** begin RAW DATA **
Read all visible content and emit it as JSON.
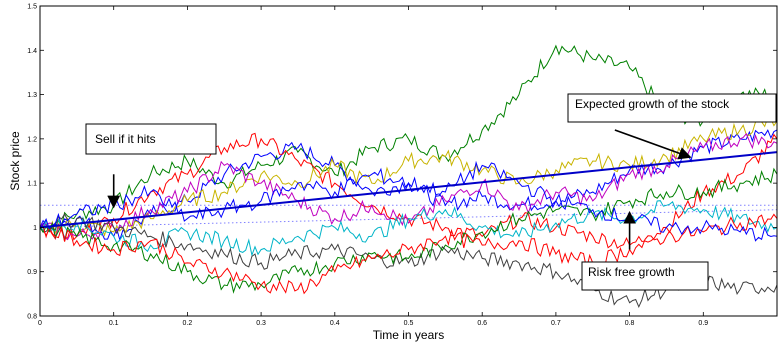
{
  "chart_data": {
    "type": "line",
    "xlabel": "Time in years",
    "ylabel": "Stock price",
    "xlim": [
      0,
      1
    ],
    "ylim": [
      0.8,
      1.5
    ],
    "xticks": [
      "0",
      "0.1",
      "0.2",
      "0.3",
      "0.4",
      "0.5",
      "0.6",
      "0.7",
      "0.8",
      "0.9"
    ],
    "yticks": [
      "0.8",
      "0.9",
      "1",
      "1.1",
      "1.2",
      "1.3",
      "1.4",
      "1.5"
    ],
    "grid": false,
    "series": [
      {
        "color": "#008000",
        "x": [
          0,
          0.05,
          0.1,
          0.15,
          0.2,
          0.25,
          0.3,
          0.35,
          0.4,
          0.45,
          0.5,
          0.55,
          0.6,
          0.65,
          0.7,
          0.75,
          0.8,
          0.85,
          0.9,
          0.95,
          1.0
        ],
        "values": [
          1.0,
          1.03,
          1.05,
          1.12,
          1.15,
          1.1,
          1.14,
          1.17,
          1.12,
          1.18,
          1.2,
          1.16,
          1.22,
          1.3,
          1.41,
          1.38,
          1.36,
          1.26,
          1.24,
          1.3,
          1.3
        ]
      },
      {
        "color": "#0000ff",
        "x": [
          0,
          0.05,
          0.1,
          0.15,
          0.2,
          0.25,
          0.3,
          0.35,
          0.4,
          0.45,
          0.5,
          0.55,
          0.6,
          0.65,
          0.7,
          0.75,
          0.8,
          0.85,
          0.9,
          0.95,
          1.0
        ],
        "values": [
          1.0,
          1.02,
          0.98,
          1.03,
          1.06,
          1.12,
          1.16,
          1.18,
          1.14,
          1.08,
          1.1,
          1.05,
          1.07,
          1.05,
          1.06,
          1.08,
          1.13,
          1.14,
          1.18,
          1.2,
          1.22
        ]
      },
      {
        "color": "#ff0000",
        "x": [
          0,
          0.05,
          0.1,
          0.15,
          0.2,
          0.25,
          0.3,
          0.35,
          0.4,
          0.45,
          0.5,
          0.55,
          0.6,
          0.65,
          0.7,
          0.75,
          0.8,
          0.85,
          0.9,
          0.95,
          1.0
        ],
        "values": [
          1.0,
          0.98,
          1.02,
          1.08,
          1.12,
          1.18,
          1.2,
          1.15,
          1.1,
          1.05,
          1.02,
          1.0,
          0.98,
          1.02,
          1.0,
          0.98,
          0.96,
          1.0,
          1.08,
          1.12,
          1.2
        ]
      },
      {
        "color": "#c8b400",
        "x": [
          0,
          0.05,
          0.1,
          0.15,
          0.2,
          0.25,
          0.3,
          0.35,
          0.4,
          0.45,
          0.5,
          0.55,
          0.6,
          0.65,
          0.7,
          0.75,
          0.8,
          0.85,
          0.9,
          0.95,
          1.0
        ],
        "values": [
          1.0,
          1.01,
          0.99,
          1.02,
          1.06,
          1.08,
          1.12,
          1.1,
          1.14,
          1.1,
          1.15,
          1.16,
          1.13,
          1.1,
          1.13,
          1.15,
          1.14,
          1.16,
          1.2,
          1.22,
          1.24
        ]
      },
      {
        "color": "#c000c0",
        "x": [
          0,
          0.05,
          0.1,
          0.15,
          0.2,
          0.25,
          0.3,
          0.35,
          0.4,
          0.45,
          0.5,
          0.55,
          0.6,
          0.65,
          0.7,
          0.75,
          0.8,
          0.85,
          0.9,
          0.95,
          1.0
        ],
        "values": [
          1.0,
          0.98,
          1.0,
          1.04,
          1.08,
          1.14,
          1.1,
          1.06,
          1.02,
          1.05,
          1.01,
          1.06,
          1.1,
          1.04,
          1.08,
          1.06,
          1.12,
          1.14,
          1.18,
          1.2,
          1.19
        ]
      },
      {
        "color": "#00b4c8",
        "x": [
          0,
          0.05,
          0.1,
          0.15,
          0.2,
          0.25,
          0.3,
          0.35,
          0.4,
          0.45,
          0.5,
          0.55,
          0.6,
          0.65,
          0.7,
          0.75,
          0.8,
          0.85,
          0.9,
          0.95,
          1.0
        ],
        "values": [
          1.0,
          1.01,
          0.98,
          0.96,
          0.99,
          0.97,
          0.95,
          0.98,
          1.0,
          0.98,
          1.02,
          1.04,
          1.0,
          0.98,
          1.01,
          1.03,
          1.02,
          1.05,
          1.04,
          1.02,
          1.0
        ]
      },
      {
        "color": "#404040",
        "x": [
          0,
          0.05,
          0.1,
          0.15,
          0.2,
          0.25,
          0.3,
          0.35,
          0.4,
          0.45,
          0.5,
          0.55,
          0.6,
          0.65,
          0.7,
          0.75,
          0.8,
          0.85,
          0.9,
          0.95,
          1.0
        ],
        "values": [
          1.0,
          1.02,
          1.0,
          0.98,
          0.96,
          0.94,
          0.92,
          0.94,
          0.95,
          0.93,
          0.92,
          0.95,
          0.93,
          0.92,
          0.9,
          0.86,
          0.83,
          0.86,
          0.88,
          0.86,
          0.87
        ]
      },
      {
        "color": "#008000",
        "x": [
          0,
          0.05,
          0.1,
          0.15,
          0.2,
          0.25,
          0.3,
          0.35,
          0.4,
          0.45,
          0.5,
          0.55,
          0.6,
          0.65,
          0.7,
          0.75,
          0.8,
          0.85,
          0.9,
          0.95,
          1.0
        ],
        "values": [
          1.0,
          0.98,
          0.96,
          0.94,
          0.9,
          0.87,
          0.87,
          0.9,
          0.92,
          0.94,
          0.93,
          0.96,
          0.99,
          1.02,
          1.04,
          1.03,
          1.06,
          1.08,
          1.08,
          1.1,
          1.12
        ]
      },
      {
        "color": "#ff0000",
        "x": [
          0,
          0.05,
          0.1,
          0.15,
          0.2,
          0.25,
          0.3,
          0.35,
          0.4,
          0.45,
          0.5,
          0.55,
          0.6,
          0.65,
          0.7,
          0.75,
          0.8,
          0.85,
          0.9,
          0.95,
          1.0
        ],
        "values": [
          1.0,
          0.97,
          0.95,
          0.97,
          0.92,
          0.9,
          0.87,
          0.86,
          0.9,
          0.93,
          0.95,
          0.98,
          0.96,
          0.97,
          0.94,
          0.92,
          0.95,
          0.98,
          0.99,
          1.01,
          1.02
        ]
      },
      {
        "color": "#0000ff",
        "x": [
          0,
          0.05,
          0.1,
          0.15,
          0.2,
          0.25,
          0.3,
          0.35,
          0.4,
          0.45,
          0.5,
          0.55,
          0.6,
          0.65,
          0.7,
          0.75,
          0.8,
          0.85,
          0.9,
          0.95,
          1.0
        ],
        "values": [
          1.0,
          1.03,
          1.05,
          1.08,
          1.02,
          1.04,
          1.06,
          1.1,
          1.08,
          1.12,
          1.1,
          1.08,
          1.14,
          1.1,
          1.06,
          1.04,
          1.02,
          1.0,
          1.0,
          0.99,
          0.98
        ]
      }
    ],
    "expected_growth": {
      "color": "#0000c8",
      "x": [
        0,
        1
      ],
      "values": [
        1.0,
        1.17
      ]
    },
    "reference_lines": [
      {
        "color": "#8080ff",
        "style": "dotted",
        "value": 1.05
      },
      {
        "color": "#8080ff",
        "style": "dotted",
        "x": [
          0,
          1
        ],
        "values": [
          1.0,
          1.04
        ]
      }
    ],
    "annotations": [
      {
        "id": "sell",
        "text": "Sell if it hits",
        "arrow_from": [
          0.1,
          1.12
        ],
        "arrow_to": [
          0.1,
          1.05
        ]
      },
      {
        "id": "expected",
        "text": "Expected growth of the stock",
        "arrow_from": [
          0.78,
          1.22
        ],
        "arrow_to": [
          0.88,
          1.16
        ]
      },
      {
        "id": "riskfree",
        "text": "Risk free growth",
        "arrow_from": [
          0.8,
          0.95
        ],
        "arrow_to": [
          0.8,
          1.03
        ]
      }
    ]
  }
}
** end RAW DATA **
WRITTEN PROBLEM.
Copy, from the material, each line that holds the string "text".

RESPONSE TO THIS EXERCISE.
        "text": "Sell if it hits",
        "text": "Expected growth of the stock",
        "text": "Risk free growth",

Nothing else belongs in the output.